What needs to be done:
Every line containing the word "JSON" needs to be found and copied.

= = =

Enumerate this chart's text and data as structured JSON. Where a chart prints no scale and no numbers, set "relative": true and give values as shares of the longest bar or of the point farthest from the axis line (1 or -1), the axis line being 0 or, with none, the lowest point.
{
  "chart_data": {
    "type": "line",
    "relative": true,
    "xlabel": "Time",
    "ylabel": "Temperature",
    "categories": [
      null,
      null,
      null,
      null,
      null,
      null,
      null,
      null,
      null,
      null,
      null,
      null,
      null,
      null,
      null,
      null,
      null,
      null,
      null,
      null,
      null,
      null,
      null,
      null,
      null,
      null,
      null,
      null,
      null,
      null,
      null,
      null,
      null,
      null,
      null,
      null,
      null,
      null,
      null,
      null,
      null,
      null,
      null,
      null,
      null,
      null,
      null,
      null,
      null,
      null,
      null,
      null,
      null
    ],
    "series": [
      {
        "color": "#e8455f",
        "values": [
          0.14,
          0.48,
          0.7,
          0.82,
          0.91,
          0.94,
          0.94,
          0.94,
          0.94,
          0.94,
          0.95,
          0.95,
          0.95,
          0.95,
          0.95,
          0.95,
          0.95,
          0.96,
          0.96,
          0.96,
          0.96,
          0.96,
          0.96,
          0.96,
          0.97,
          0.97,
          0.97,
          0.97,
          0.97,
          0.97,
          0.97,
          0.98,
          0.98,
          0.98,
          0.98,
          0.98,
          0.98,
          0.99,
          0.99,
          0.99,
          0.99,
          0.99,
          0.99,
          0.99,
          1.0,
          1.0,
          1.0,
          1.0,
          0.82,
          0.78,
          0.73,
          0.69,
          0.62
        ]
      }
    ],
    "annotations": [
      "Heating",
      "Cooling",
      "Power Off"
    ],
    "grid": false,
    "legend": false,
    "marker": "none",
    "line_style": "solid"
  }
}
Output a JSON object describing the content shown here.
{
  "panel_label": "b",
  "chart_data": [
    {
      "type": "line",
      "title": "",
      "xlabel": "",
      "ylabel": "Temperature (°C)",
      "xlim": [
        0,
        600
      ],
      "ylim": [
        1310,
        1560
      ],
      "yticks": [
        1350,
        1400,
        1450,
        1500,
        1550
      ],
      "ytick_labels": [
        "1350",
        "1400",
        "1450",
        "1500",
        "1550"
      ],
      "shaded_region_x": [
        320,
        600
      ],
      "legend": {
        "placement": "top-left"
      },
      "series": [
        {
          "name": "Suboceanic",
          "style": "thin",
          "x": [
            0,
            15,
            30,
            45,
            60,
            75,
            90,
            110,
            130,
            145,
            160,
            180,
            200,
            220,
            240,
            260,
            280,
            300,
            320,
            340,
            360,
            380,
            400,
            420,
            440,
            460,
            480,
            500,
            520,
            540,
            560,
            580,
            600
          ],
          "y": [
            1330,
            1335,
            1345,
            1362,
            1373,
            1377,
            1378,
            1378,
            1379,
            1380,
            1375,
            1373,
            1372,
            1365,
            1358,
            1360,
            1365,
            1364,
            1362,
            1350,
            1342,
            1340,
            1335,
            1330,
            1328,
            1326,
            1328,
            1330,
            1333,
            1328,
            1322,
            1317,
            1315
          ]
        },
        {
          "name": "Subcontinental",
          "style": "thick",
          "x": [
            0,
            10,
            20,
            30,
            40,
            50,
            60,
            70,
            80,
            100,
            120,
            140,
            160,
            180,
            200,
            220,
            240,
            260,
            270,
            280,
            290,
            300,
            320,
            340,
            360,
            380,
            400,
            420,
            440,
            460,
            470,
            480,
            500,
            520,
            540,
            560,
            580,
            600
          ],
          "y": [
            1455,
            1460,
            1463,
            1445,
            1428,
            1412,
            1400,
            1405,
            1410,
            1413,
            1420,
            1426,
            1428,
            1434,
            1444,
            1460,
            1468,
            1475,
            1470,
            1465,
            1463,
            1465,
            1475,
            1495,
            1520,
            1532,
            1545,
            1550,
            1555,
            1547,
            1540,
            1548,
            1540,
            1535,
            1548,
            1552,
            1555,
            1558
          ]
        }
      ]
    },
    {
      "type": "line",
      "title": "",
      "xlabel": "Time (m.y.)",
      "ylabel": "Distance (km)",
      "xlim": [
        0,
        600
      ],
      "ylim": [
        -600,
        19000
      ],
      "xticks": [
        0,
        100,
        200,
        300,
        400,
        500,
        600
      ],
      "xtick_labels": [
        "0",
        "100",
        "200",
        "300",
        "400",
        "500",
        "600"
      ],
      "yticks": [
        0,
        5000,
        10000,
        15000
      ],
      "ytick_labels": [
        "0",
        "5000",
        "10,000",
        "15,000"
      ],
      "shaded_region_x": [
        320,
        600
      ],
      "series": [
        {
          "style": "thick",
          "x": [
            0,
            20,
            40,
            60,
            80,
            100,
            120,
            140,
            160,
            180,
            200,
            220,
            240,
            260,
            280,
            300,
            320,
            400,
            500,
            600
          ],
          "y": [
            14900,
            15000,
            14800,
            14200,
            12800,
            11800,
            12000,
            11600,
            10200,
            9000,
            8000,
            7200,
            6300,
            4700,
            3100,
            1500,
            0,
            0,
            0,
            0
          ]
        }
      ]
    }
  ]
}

= = =

The response:
Enumerate this chart's text and data as structured JSON. Where a chart prints no scale and no numbers, set "relative": true and give values as shares of the longest bar or of the point farthest from the axis line (1 or -1), the axis line being 0 or, with none, the lowest point.
Output a JSON object describing the content shown here.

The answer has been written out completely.